**RECORDS PROVIDED**:
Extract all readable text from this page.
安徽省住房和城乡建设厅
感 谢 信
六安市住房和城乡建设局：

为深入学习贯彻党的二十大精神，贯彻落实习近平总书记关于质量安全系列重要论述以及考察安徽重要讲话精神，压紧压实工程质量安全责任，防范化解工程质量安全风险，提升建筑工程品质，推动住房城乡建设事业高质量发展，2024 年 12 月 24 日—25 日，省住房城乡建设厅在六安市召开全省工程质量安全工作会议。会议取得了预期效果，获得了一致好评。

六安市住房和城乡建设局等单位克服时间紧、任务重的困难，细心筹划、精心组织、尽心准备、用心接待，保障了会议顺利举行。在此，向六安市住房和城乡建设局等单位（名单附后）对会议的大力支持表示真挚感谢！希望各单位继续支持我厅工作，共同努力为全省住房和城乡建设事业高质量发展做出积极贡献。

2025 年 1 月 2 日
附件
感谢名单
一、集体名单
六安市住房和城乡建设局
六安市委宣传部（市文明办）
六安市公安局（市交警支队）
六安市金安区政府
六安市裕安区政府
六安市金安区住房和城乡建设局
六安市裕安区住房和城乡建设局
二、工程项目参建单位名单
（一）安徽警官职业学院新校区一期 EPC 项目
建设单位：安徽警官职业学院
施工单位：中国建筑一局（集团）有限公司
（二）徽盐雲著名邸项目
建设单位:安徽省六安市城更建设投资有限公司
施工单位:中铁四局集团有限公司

**TASK REQUIREMENTS**:
Exactly as written, please output every entry.

**SOLUTION TO THIS TASK**:
Extract all readable text from this page.
安徽省住房和城乡建设厅
感 谢 信
六安市住房和城乡建设局：

为深入学习贯彻党的二十大精神，贯彻落实习近平总书记关于质量安全系列重要论述以及考察安徽重要讲话精神，压紧压实工程质量安全责任，防范化解工程质量安全风险，提升建筑工程品质，推动住房城乡建设事业高质量发展，2024 年 12 月 24 日—25 日，省住房城乡建设厅在六安市召开全省工程质量安全工作会议。会议取得了预期效果，获得了一致好评。

六安市住房和城乡建设局等单位克服时间紧、任务重的困难，细心筹划、精心组织、尽心准备、用心接待，保障了会议顺利举行。在此，向六安市住房和城乡建设局等单位（名单附后）对会议的大力支持表示真挚感谢！希望各单位继续支持我厅工作，共同努力为全省住房和城乡建设事业高质量发展做出积极贡献。

2025 年 1 月 2 日
附件
感谢名单
一、集体名单
六安市住房和城乡建设局
六安市委宣传部（市文明办）
六安市公安局（市交警支队）
六安市金安区政府
六安市裕安区政府
六安市金安区住房和城乡建设局
六安市裕安区住房和城乡建设局
二、工程项目参建单位名单
（一）安徽警官职业学院新校区一期 EPC 项目
建设单位：安徽警官职业学院
施工单位：中国建筑一局（集团）有限公司
（二）徽盐雲著名邸项目
建设单位:安徽省六安市城更建设投资有限公司
施工单位:中铁四局集团有限公司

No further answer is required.